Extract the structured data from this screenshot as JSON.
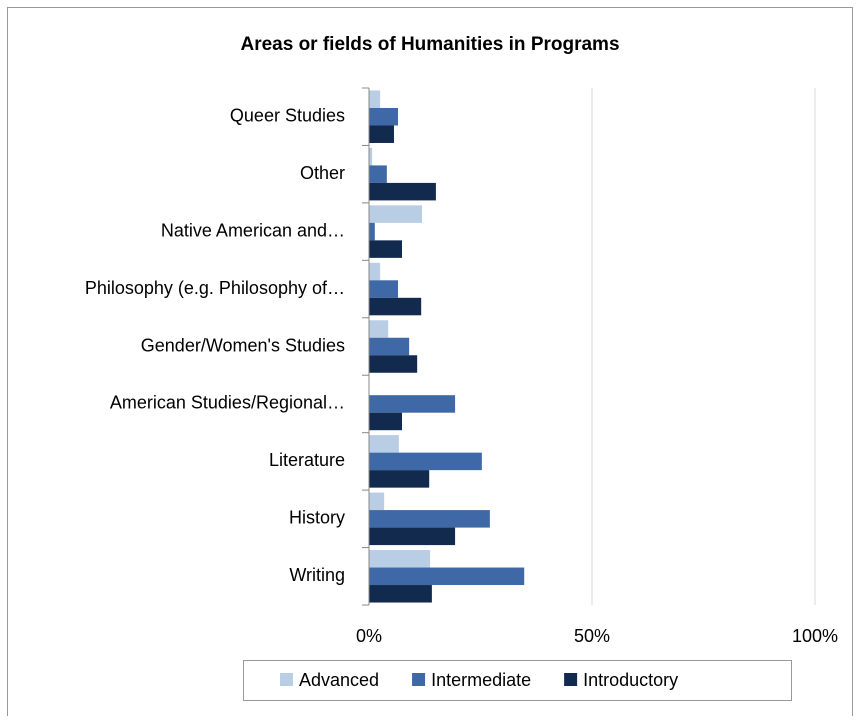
{
  "chart_data": {
    "type": "hbar",
    "title": "Areas or fields of Humanities in Programs",
    "categories": [
      "Queer Studies",
      "Other",
      "Native American and…",
      "Philosophy (e.g. Philosophy of…",
      "Gender/Women's Studies",
      "American Studies/Regional…",
      "Literature",
      "History",
      "Writing"
    ],
    "series": [
      {
        "name": "Advanced",
        "color": "#b9cde5",
        "values": [
          2.5,
          0.7,
          11.9,
          2.5,
          4.3,
          0,
          6.7,
          3.4,
          13.7
        ]
      },
      {
        "name": "Intermediate",
        "color": "#3f68a6",
        "values": [
          6.5,
          4,
          1.3,
          6.5,
          9,
          19.3,
          25.3,
          27.1,
          34.8
        ]
      },
      {
        "name": "Introductory",
        "color": "#112a4e",
        "values": [
          5.6,
          15,
          7.4,
          11.7,
          10.8,
          7.4,
          13.5,
          19.3,
          14.1
        ]
      }
    ],
    "xlim": [
      0,
      100
    ],
    "xticks": [
      {
        "value": 0,
        "label": "0%"
      },
      {
        "value": 50,
        "label": "50%"
      },
      {
        "value": 100,
        "label": "100%"
      }
    ],
    "grid": true,
    "legend": "bottom"
  }
}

> [What the exercise asks]: Exclude the pictures and transcribe all of the entries exactly.

> [The completed task]:
Extract the structured data from this screenshot as JSON.
{
  "chart_data": {
    "type": "hbar",
    "title": "Areas or fields of Humanities in Programs",
    "categories": [
      "Queer Studies",
      "Other",
      "Native American and…",
      "Philosophy (e.g. Philosophy of…",
      "Gender/Women's Studies",
      "American Studies/Regional…",
      "Literature",
      "History",
      "Writing"
    ],
    "series": [
      {
        "name": "Advanced",
        "color": "#b9cde5",
        "values": [
          2.5,
          0.7,
          11.9,
          2.5,
          4.3,
          0,
          6.7,
          3.4,
          13.7
        ]
      },
      {
        "name": "Intermediate",
        "color": "#3f68a6",
        "values": [
          6.5,
          4,
          1.3,
          6.5,
          9,
          19.3,
          25.3,
          27.1,
          34.8
        ]
      },
      {
        "name": "Introductory",
        "color": "#112a4e",
        "values": [
          5.6,
          15,
          7.4,
          11.7,
          10.8,
          7.4,
          13.5,
          19.3,
          14.1
        ]
      }
    ],
    "xlim": [
      0,
      100
    ],
    "xticks": [
      {
        "value": 0,
        "label": "0%"
      },
      {
        "value": 50,
        "label": "50%"
      },
      {
        "value": 100,
        "label": "100%"
      }
    ],
    "grid": true,
    "legend": "bottom"
  }
}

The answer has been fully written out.